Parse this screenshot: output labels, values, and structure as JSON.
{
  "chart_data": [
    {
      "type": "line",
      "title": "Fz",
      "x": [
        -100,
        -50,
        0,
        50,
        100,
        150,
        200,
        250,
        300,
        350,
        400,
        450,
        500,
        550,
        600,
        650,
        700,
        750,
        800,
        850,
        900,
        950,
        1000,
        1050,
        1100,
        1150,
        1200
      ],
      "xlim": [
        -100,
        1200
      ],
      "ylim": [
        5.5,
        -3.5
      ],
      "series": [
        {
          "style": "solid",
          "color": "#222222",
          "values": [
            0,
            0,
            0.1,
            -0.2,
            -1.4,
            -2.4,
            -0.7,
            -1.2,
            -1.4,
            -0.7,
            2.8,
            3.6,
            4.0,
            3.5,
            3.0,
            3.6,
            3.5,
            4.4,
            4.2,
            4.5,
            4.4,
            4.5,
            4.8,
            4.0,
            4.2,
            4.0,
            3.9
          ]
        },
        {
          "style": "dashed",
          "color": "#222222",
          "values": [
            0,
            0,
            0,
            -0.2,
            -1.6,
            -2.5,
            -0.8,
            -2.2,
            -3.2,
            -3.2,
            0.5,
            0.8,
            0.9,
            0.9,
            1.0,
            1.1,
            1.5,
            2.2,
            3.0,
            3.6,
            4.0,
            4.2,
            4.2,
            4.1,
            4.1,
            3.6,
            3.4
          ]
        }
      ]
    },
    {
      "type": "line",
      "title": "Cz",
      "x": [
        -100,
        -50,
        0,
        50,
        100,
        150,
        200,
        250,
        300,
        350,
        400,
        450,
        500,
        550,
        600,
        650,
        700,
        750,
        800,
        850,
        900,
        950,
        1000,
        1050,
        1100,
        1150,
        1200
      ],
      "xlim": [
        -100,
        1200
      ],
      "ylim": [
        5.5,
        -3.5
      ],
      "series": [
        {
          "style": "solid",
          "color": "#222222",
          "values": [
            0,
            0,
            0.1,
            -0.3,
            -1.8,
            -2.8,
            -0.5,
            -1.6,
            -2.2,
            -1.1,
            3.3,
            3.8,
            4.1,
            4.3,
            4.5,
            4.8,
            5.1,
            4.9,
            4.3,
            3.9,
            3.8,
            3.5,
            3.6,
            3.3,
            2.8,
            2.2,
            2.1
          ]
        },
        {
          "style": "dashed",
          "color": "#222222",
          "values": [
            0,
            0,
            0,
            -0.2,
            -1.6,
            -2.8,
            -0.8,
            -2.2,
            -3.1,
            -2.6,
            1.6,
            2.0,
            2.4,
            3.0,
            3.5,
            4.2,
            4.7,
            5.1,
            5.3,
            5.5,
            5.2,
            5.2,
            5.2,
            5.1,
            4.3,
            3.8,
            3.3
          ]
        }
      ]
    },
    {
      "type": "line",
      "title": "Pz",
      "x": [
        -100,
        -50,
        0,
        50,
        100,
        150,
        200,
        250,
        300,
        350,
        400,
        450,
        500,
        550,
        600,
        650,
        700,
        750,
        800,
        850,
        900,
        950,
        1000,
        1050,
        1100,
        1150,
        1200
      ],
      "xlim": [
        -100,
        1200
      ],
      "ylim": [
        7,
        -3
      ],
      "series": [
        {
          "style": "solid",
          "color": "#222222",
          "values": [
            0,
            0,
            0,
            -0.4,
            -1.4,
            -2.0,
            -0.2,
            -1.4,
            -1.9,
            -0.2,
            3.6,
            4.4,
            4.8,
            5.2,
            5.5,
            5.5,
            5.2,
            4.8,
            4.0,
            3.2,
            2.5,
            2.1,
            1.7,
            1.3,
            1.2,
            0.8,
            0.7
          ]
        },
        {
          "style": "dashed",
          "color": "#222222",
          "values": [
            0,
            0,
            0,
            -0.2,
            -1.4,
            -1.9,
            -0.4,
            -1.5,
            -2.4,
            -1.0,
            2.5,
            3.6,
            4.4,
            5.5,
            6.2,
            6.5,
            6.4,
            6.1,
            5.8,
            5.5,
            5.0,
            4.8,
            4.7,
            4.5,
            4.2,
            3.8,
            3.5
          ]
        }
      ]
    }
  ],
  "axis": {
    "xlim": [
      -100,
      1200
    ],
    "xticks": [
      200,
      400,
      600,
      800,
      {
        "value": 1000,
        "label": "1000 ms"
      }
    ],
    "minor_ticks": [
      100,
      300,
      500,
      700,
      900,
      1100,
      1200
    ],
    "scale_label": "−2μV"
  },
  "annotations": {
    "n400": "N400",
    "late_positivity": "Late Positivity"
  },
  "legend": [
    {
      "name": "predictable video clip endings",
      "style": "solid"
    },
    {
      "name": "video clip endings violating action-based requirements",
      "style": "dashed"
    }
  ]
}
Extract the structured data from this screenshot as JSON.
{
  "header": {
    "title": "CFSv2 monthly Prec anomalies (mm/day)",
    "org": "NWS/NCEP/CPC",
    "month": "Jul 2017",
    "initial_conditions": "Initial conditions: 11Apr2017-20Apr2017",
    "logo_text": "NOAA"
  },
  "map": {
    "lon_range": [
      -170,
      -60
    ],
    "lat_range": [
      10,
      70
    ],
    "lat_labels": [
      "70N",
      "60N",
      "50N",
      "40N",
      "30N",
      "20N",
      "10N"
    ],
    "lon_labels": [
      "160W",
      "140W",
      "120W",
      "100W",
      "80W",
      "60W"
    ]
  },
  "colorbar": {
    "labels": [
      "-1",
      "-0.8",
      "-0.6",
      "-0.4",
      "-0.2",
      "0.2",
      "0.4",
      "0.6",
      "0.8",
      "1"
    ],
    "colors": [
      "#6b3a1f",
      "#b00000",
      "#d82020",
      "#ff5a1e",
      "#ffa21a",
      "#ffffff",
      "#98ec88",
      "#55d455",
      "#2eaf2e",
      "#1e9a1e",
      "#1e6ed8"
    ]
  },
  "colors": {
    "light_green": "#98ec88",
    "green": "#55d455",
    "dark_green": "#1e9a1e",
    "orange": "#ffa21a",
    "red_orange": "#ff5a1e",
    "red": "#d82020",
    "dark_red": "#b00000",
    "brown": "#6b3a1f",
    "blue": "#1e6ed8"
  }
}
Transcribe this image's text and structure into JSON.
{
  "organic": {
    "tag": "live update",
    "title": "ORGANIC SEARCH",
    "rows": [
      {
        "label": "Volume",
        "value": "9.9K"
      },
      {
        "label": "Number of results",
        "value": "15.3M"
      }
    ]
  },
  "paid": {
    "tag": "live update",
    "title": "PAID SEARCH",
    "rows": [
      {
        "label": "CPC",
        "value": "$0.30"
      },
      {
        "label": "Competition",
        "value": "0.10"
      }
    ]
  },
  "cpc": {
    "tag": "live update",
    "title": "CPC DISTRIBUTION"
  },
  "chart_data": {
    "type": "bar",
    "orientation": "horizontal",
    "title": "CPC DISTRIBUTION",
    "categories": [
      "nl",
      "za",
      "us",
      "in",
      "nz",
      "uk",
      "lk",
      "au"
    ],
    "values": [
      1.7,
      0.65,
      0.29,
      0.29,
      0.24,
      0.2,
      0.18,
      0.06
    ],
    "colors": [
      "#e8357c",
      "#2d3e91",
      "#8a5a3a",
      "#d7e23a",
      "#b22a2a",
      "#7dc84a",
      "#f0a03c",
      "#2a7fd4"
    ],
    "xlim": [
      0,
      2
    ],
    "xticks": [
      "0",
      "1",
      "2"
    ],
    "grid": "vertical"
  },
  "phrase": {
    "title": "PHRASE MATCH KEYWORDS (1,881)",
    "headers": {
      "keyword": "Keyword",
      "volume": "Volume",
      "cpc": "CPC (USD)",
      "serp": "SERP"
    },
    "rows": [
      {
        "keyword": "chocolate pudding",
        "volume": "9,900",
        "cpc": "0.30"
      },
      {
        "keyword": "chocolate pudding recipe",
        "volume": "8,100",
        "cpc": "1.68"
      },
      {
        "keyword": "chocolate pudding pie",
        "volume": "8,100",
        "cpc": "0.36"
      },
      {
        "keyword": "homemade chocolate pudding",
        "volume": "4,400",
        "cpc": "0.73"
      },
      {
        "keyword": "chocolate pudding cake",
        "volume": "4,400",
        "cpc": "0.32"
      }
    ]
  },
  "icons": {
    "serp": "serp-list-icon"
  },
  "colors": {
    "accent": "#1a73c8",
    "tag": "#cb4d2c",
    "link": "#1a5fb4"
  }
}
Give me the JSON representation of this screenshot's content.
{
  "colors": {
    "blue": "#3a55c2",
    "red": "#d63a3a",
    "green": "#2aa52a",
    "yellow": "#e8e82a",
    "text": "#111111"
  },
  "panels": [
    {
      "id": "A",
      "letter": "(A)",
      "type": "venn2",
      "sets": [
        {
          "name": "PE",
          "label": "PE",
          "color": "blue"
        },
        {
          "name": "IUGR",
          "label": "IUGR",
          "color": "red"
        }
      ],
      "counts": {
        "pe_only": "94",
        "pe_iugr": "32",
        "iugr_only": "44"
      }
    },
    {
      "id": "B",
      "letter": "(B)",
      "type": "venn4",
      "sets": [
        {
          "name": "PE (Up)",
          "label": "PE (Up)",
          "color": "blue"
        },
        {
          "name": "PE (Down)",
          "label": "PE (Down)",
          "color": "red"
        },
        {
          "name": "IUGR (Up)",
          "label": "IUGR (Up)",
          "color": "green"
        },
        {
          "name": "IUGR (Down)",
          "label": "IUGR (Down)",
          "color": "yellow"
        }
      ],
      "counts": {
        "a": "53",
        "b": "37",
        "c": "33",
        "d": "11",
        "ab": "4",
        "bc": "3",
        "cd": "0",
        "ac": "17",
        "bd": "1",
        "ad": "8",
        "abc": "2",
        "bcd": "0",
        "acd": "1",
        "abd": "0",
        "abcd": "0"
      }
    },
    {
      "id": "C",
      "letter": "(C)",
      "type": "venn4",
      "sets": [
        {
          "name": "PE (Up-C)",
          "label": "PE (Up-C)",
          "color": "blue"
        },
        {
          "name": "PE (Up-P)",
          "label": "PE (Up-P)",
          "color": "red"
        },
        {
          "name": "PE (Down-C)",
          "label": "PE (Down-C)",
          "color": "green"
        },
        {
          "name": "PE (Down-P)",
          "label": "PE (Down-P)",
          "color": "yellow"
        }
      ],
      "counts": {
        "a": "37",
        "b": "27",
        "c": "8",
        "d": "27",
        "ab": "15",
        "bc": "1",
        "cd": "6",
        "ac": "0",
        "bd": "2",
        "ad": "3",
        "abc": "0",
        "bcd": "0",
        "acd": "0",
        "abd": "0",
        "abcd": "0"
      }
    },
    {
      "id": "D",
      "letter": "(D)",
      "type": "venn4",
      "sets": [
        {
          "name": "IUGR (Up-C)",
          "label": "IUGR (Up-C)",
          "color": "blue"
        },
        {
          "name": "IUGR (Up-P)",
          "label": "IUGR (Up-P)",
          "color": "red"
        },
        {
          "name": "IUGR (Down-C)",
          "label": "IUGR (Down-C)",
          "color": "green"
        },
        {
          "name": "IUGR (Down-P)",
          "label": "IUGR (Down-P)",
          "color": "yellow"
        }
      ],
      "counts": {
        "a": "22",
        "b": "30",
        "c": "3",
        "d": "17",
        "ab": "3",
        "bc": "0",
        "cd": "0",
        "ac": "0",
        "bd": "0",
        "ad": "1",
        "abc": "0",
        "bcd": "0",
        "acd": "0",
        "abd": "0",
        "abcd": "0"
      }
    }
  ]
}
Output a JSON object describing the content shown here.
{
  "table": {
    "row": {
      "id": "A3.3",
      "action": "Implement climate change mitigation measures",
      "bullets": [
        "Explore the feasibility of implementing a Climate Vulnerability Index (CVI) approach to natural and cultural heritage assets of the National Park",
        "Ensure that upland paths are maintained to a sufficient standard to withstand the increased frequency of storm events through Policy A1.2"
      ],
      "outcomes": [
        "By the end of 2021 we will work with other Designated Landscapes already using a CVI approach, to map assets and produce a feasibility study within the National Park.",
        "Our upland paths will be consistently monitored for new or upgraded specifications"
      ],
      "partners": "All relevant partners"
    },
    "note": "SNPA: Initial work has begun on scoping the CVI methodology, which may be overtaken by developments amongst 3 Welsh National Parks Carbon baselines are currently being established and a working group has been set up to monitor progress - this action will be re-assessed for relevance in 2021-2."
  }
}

» **Directive**
Leave out every line without the string "SEARCH" and copy the rest.

» **Answer to the task**
    "title": "ORGANIC SEARCH",
    "title": "PAID SEARCH",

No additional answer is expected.